▸ **WHAT IS NEEDED**:
Every entry must come back exactly as it was written.

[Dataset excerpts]
□ □ □ □
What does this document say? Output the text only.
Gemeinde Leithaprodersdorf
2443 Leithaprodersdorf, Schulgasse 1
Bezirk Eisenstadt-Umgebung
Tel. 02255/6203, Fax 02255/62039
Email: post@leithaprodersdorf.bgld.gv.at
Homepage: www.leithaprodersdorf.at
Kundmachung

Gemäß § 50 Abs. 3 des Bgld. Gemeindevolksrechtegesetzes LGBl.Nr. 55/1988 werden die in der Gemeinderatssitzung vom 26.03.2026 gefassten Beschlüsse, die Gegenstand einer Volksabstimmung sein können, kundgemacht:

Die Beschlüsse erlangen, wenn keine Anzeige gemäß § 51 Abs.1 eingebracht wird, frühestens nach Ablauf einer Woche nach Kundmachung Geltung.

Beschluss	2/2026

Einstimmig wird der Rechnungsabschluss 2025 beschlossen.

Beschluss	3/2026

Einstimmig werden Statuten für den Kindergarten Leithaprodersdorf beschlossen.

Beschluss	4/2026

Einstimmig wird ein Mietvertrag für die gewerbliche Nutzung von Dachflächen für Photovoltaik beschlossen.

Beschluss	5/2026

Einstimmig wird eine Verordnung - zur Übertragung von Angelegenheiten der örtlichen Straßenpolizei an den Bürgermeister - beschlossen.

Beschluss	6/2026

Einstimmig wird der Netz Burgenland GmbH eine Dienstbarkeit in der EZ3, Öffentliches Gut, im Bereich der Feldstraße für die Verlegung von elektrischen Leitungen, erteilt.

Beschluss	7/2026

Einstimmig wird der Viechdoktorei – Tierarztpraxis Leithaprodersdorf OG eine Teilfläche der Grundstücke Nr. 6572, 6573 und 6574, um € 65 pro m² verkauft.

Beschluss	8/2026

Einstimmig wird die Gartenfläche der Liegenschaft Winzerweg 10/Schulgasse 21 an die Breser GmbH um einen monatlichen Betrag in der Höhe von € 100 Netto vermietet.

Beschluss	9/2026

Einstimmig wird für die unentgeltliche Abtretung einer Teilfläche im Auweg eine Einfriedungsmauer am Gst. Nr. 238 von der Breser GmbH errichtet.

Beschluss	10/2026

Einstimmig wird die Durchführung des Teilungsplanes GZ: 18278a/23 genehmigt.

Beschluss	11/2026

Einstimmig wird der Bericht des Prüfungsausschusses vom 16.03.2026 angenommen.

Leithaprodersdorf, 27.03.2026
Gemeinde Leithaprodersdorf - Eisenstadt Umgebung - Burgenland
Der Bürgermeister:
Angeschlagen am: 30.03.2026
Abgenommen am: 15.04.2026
□ □ □ □
▸ **WRITTEN SOLUTION**:
What does this document say? Output the text only.
Gemeinde Leithaprodersdorf
2443 Leithaprodersdorf, Schulgasse 1
Bezirk Eisenstadt-Umgebung
Tel. 02255/6203, Fax 02255/62039
Email: post@leithaprodersdorf.bgld.gv.at
Homepage: www.leithaprodersdorf.at
Kundmachung

Gemäß § 50 Abs. 3 des Bgld. Gemeindevolksrechtegesetzes LGBl.Nr. 55/1988 werden die in der Gemeinderatssitzung vom 26.03.2026 gefassten Beschlüsse, die Gegenstand einer Volksabstimmung sein können, kundgemacht:

Die Beschlüsse erlangen, wenn keine Anzeige gemäß § 51 Abs.1 eingebracht wird, frühestens nach Ablauf einer Woche nach Kundmachung Geltung.

Beschluss	2/2026

Einstimmig wird der Rechnungsabschluss 2025 beschlossen.

Beschluss	3/2026

Einstimmig werden Statuten für den Kindergarten Leithaprodersdorf beschlossen.

Beschluss	4/2026

Einstimmig wird ein Mietvertrag für die gewerbliche Nutzung von Dachflächen für Photovoltaik beschlossen.

Beschluss	5/2026

Einstimmig wird eine Verordnung - zur Übertragung von Angelegenheiten der örtlichen Straßenpolizei an den Bürgermeister - beschlossen.

Beschluss	6/2026

Einstimmig wird der Netz Burgenland GmbH eine Dienstbarkeit in der EZ3, Öffentliches Gut, im Bereich der Feldstraße für die Verlegung von elektrischen Leitungen, erteilt.

Beschluss	7/2026

Einstimmig wird der Viechdoktorei – Tierarztpraxis Leithaprodersdorf OG eine Teilfläche der Grundstücke Nr. 6572, 6573 und 6574, um € 65 pro m² verkauft.

Beschluss	8/2026

Einstimmig wird die Gartenfläche der Liegenschaft Winzerweg 10/Schulgasse 21 an die Breser GmbH um einen monatlichen Betrag in der Höhe von € 100 Netto vermietet.

Beschluss	9/2026

Einstimmig wird für die unentgeltliche Abtretung einer Teilfläche im Auweg eine Einfriedungsmauer am Gst. Nr. 238 von der Breser GmbH errichtet.

Beschluss	10/2026

Einstimmig wird die Durchführung des Teilungsplanes GZ: 18278a/23 genehmigt.

Beschluss	11/2026

Einstimmig wird der Bericht des Prüfungsausschusses vom 16.03.2026 angenommen.

Leithaprodersdorf, 27.03.2026
Gemeinde Leithaprodersdorf - Eisenstadt Umgebung - Burgenland
Der Bürgermeister:
Angeschlagen am: 30.03.2026
Abgenommen am: 15.04.2026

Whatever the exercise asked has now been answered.